Data extracted from a collection:
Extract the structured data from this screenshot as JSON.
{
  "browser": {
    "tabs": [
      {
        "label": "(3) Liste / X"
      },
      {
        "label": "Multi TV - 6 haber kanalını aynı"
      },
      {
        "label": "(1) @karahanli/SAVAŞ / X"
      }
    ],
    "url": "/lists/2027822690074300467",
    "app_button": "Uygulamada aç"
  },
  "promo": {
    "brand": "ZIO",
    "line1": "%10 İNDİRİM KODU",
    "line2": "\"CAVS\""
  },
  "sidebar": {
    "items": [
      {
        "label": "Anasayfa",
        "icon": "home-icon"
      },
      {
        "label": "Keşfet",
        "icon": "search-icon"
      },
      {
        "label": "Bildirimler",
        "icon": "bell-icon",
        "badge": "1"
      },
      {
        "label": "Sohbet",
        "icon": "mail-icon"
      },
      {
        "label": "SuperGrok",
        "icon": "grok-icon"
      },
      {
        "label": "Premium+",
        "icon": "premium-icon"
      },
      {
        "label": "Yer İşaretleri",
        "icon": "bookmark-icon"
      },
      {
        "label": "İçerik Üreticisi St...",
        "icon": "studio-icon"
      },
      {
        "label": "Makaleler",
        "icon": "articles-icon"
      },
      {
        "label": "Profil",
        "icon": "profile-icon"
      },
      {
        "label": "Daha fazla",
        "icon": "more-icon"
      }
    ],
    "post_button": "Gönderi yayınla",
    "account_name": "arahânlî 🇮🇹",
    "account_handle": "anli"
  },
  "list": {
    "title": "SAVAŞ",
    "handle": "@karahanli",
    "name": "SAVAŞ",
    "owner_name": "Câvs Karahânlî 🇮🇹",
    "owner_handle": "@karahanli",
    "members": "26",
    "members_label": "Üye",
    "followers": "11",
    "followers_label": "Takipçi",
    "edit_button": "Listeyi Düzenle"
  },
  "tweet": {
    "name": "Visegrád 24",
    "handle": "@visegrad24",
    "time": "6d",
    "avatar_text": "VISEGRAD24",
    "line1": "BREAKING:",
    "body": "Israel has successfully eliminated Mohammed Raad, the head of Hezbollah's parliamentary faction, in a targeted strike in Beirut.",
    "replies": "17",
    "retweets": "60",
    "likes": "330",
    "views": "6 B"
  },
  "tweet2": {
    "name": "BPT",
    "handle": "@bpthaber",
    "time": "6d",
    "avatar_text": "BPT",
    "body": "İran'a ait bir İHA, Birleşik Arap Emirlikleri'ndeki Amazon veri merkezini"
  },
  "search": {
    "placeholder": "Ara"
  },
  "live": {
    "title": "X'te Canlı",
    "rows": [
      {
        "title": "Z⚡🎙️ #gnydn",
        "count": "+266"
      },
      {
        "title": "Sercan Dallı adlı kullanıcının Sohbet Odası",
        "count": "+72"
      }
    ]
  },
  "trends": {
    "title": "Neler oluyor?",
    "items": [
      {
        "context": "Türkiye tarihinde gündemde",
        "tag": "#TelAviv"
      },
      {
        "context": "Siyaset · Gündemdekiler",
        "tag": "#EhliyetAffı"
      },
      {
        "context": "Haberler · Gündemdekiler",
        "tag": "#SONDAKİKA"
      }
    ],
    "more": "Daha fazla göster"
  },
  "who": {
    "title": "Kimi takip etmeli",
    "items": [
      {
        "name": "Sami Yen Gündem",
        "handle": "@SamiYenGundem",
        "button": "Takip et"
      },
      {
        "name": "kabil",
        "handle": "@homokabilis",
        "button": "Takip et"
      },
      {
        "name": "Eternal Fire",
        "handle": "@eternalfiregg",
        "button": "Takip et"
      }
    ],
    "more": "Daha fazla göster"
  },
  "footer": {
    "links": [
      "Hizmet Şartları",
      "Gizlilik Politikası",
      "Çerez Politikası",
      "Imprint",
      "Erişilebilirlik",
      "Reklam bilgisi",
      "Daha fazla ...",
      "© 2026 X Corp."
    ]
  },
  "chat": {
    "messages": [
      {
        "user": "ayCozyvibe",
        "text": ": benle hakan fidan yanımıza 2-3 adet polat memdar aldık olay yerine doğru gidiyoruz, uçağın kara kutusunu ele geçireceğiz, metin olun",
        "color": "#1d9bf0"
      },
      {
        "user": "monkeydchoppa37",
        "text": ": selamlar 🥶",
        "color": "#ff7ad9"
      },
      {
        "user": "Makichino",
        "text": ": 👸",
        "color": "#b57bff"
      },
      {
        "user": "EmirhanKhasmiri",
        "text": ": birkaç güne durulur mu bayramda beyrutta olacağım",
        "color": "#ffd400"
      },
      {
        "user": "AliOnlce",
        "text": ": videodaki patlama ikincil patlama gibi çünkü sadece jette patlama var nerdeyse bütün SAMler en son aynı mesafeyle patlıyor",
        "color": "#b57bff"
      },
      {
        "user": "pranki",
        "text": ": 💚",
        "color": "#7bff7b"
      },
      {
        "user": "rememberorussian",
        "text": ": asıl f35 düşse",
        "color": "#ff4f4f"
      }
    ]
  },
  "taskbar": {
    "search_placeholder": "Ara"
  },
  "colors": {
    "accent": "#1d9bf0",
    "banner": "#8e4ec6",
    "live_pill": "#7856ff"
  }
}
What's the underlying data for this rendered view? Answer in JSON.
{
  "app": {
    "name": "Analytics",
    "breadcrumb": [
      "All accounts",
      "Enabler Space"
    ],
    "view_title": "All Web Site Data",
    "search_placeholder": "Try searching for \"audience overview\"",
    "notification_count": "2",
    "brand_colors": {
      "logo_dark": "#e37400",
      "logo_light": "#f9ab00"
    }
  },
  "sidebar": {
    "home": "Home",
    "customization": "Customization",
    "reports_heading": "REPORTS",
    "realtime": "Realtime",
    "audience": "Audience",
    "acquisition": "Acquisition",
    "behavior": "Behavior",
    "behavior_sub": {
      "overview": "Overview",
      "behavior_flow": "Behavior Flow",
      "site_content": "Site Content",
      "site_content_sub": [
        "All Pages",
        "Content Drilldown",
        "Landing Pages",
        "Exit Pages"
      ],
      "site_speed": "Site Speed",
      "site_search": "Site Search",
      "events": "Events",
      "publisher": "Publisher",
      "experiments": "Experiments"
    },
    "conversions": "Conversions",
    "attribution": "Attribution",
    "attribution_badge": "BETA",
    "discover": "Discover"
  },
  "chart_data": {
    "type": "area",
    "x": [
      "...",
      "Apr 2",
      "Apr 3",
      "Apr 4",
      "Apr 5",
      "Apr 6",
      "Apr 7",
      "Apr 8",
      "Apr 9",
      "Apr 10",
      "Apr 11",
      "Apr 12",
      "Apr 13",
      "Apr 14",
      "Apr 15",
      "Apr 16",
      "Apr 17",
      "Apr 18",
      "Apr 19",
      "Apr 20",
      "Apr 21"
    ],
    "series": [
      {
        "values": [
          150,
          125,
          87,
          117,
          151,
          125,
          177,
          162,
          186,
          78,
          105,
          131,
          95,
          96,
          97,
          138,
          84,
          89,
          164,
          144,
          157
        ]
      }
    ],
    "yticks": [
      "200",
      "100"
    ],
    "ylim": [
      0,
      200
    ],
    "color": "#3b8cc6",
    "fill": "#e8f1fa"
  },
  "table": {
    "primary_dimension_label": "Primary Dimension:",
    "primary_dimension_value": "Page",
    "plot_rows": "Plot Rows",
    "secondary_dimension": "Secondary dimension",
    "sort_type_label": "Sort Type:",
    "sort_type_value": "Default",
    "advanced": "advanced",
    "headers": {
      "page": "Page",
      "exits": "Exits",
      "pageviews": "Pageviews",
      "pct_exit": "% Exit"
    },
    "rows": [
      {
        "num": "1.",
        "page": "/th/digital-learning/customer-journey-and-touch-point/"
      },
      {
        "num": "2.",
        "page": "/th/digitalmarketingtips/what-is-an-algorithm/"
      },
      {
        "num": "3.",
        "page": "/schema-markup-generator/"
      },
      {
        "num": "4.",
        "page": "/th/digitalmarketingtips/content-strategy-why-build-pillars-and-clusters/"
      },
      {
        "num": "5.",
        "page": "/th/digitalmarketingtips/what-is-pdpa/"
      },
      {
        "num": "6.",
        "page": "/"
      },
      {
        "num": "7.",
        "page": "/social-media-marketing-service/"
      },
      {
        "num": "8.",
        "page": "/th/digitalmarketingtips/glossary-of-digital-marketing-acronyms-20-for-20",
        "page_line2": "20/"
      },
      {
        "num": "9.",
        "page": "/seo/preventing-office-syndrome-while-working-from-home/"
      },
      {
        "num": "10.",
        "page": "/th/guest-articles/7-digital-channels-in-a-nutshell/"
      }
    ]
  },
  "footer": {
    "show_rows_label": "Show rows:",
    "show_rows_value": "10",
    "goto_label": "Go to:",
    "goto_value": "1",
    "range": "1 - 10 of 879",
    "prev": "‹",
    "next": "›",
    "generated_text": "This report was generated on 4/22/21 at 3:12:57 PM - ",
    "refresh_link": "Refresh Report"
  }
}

- _Work to complete_: Pick every line with "Gündemdekiler" in it and copy it.

- _The response_:
        "context": "Siyaset · Gündemdekiler",
        "context": "Haberler · Gündemdekiler",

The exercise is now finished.